▸ Problem to solve
Pull each line containing "this" out of the data and copy it.

▸ Records for the task
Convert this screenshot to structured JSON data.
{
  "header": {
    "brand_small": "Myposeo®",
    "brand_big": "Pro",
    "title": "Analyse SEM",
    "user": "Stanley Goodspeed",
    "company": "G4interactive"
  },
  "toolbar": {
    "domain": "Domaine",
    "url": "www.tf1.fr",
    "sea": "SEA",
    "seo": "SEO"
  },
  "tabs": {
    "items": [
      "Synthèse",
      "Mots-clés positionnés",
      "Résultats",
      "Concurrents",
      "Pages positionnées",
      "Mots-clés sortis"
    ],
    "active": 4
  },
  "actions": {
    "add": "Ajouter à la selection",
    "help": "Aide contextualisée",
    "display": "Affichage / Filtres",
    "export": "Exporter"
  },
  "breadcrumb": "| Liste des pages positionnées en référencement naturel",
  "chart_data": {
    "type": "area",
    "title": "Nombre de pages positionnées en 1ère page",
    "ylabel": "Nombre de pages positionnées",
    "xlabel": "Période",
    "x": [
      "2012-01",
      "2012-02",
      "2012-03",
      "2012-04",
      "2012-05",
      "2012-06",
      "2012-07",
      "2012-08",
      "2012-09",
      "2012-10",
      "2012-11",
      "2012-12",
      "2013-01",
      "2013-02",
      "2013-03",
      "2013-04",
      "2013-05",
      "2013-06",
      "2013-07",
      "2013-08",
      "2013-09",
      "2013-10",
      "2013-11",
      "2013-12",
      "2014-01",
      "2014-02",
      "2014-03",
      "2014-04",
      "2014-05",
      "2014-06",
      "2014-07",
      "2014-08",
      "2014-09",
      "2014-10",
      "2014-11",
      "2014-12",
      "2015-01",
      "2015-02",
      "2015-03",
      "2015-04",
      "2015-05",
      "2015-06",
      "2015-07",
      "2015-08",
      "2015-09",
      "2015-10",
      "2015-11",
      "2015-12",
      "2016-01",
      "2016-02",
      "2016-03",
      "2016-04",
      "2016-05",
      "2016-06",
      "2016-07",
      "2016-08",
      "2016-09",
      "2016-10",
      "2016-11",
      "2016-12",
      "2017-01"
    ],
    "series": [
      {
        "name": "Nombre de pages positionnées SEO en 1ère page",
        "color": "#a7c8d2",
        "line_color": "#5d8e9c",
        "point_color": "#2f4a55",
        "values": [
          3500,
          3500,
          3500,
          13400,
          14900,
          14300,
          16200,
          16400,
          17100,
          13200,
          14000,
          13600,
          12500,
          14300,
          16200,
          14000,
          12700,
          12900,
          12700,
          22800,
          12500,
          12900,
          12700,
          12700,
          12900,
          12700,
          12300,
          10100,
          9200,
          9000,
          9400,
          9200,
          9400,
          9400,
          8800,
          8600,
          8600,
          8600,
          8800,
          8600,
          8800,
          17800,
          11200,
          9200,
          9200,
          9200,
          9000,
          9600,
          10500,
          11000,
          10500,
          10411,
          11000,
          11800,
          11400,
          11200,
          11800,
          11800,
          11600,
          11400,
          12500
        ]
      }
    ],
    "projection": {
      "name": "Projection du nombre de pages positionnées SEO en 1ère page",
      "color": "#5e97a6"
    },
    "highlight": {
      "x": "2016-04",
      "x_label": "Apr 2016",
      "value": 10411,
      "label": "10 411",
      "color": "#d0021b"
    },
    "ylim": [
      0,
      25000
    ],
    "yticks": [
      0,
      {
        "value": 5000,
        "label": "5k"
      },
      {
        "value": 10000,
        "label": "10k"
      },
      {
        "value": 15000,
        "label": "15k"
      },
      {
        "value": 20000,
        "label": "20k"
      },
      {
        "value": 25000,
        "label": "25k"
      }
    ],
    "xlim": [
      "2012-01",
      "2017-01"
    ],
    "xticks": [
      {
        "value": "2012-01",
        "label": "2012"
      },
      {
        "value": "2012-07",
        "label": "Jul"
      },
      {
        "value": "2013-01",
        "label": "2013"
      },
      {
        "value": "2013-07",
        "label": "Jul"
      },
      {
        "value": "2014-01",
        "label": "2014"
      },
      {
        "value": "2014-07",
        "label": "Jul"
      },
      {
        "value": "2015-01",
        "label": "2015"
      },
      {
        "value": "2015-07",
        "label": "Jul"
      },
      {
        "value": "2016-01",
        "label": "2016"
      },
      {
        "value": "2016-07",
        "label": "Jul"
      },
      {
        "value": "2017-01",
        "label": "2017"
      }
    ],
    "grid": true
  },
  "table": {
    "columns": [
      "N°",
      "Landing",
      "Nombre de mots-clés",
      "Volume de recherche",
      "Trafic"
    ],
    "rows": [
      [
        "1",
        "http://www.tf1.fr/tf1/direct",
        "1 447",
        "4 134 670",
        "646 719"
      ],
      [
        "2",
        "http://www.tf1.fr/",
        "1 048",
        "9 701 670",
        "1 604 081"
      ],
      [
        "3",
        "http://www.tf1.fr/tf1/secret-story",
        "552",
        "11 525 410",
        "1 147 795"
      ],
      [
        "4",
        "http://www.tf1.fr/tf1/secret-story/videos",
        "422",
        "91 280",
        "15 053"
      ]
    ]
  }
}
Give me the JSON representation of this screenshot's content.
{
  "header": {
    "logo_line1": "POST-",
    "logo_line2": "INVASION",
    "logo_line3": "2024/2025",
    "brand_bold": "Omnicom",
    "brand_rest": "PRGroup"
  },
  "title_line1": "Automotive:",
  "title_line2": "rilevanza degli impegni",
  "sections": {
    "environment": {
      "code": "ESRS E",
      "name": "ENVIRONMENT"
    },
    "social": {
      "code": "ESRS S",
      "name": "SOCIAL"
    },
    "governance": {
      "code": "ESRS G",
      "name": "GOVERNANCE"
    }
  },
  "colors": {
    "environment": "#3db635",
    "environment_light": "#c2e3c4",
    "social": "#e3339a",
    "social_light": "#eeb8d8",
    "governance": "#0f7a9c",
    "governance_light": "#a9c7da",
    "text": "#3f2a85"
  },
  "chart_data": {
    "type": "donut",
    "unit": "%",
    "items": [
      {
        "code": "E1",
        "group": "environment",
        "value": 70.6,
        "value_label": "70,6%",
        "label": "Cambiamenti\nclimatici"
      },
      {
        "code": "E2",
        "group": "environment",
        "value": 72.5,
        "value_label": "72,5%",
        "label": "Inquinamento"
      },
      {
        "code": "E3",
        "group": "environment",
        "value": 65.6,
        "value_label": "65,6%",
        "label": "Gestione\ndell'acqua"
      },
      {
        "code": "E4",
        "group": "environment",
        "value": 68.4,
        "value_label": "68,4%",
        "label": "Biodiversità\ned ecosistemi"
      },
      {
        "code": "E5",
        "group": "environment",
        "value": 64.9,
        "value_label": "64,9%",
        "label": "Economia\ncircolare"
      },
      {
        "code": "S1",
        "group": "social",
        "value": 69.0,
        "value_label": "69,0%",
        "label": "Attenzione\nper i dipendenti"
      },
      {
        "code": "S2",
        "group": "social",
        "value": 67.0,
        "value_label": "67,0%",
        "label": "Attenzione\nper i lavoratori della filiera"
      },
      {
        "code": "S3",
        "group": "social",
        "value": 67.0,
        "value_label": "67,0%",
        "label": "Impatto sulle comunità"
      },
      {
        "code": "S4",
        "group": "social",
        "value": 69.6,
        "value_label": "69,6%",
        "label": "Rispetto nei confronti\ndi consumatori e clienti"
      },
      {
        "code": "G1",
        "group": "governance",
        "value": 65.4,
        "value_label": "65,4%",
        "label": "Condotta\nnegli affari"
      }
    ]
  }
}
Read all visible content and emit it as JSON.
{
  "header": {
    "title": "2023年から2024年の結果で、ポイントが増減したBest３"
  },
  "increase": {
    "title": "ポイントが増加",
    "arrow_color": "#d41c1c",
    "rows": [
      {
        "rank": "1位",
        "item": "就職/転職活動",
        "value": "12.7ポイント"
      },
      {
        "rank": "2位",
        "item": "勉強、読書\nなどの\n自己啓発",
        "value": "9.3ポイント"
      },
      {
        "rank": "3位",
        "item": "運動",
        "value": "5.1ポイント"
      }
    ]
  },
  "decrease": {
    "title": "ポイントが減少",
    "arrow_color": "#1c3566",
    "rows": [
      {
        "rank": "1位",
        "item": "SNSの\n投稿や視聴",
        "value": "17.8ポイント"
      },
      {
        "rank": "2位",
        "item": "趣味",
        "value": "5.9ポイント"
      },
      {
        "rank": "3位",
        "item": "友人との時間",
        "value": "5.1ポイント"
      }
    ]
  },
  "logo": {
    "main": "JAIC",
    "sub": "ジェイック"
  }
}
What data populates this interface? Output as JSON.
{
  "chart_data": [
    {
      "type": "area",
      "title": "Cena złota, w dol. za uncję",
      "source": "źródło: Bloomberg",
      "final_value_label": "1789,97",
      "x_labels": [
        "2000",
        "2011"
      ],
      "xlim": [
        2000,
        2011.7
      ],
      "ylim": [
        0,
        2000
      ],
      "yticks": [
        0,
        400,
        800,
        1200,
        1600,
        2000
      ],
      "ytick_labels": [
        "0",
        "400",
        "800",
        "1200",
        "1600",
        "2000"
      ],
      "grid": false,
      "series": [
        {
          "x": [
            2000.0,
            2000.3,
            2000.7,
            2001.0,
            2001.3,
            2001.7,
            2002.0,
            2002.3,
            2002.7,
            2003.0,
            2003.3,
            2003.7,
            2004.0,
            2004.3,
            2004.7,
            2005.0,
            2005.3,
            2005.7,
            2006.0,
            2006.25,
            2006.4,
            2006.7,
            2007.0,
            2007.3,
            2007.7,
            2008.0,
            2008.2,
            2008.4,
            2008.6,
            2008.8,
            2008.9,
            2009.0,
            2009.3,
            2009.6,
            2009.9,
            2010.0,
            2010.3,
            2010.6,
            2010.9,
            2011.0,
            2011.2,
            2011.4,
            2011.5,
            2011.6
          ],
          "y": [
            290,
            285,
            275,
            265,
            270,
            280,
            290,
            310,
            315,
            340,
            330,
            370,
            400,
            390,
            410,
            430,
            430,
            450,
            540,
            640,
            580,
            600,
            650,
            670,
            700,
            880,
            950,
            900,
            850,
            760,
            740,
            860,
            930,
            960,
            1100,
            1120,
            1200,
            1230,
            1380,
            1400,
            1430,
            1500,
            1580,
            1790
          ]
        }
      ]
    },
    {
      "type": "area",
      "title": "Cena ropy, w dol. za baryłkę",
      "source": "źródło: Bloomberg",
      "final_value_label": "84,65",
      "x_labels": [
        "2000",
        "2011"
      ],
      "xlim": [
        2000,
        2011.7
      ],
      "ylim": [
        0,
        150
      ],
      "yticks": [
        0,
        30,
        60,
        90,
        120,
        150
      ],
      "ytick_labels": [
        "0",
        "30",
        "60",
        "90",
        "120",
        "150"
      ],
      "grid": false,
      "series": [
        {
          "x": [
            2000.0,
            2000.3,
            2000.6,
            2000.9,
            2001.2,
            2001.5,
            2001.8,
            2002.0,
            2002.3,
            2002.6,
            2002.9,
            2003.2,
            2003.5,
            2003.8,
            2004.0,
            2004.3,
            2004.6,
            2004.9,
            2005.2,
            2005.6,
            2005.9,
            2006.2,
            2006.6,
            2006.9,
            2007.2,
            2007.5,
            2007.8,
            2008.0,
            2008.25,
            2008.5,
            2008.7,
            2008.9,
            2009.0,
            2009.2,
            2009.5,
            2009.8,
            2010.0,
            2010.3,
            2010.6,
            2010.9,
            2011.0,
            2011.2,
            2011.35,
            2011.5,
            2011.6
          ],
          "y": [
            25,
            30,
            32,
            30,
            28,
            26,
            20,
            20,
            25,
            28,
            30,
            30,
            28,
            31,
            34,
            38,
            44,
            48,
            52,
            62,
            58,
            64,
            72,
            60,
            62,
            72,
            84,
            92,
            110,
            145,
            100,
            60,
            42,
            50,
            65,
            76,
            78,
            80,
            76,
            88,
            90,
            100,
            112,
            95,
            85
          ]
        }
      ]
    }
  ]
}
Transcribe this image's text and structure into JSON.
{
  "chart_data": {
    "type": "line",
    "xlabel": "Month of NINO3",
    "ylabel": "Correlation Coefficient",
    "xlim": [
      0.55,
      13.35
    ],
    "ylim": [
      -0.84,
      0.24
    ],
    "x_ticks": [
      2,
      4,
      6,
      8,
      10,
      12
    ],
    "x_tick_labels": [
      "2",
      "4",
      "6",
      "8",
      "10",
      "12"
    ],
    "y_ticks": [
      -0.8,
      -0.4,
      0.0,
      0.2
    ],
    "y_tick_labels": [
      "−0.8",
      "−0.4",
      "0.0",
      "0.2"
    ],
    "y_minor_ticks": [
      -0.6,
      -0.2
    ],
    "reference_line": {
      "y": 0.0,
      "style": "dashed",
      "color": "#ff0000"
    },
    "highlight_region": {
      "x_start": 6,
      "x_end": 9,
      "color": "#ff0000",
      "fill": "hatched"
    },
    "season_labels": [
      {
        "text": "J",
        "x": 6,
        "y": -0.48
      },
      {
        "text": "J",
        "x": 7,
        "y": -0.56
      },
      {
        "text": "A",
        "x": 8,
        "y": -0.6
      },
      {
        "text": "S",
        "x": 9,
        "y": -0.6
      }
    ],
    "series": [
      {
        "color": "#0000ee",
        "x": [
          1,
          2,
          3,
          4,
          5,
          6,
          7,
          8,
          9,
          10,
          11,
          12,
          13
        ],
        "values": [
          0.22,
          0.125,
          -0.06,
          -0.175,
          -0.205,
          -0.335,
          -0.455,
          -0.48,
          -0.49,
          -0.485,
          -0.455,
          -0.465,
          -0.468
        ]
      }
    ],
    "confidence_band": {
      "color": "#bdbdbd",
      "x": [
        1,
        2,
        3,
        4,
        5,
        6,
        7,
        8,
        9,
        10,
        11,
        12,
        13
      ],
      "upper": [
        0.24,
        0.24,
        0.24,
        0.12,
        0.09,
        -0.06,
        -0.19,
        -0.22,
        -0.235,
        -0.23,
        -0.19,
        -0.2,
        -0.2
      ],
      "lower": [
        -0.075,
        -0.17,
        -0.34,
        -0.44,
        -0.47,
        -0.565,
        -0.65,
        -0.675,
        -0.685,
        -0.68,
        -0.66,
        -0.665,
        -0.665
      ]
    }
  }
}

▸ Correct answer
Convert this screenshot to structured JSON data.
Give me the JSON representation of this screenshot's content.
What data populates this interface? Output as JSON.
Transcribe this image's text and structure into JSON.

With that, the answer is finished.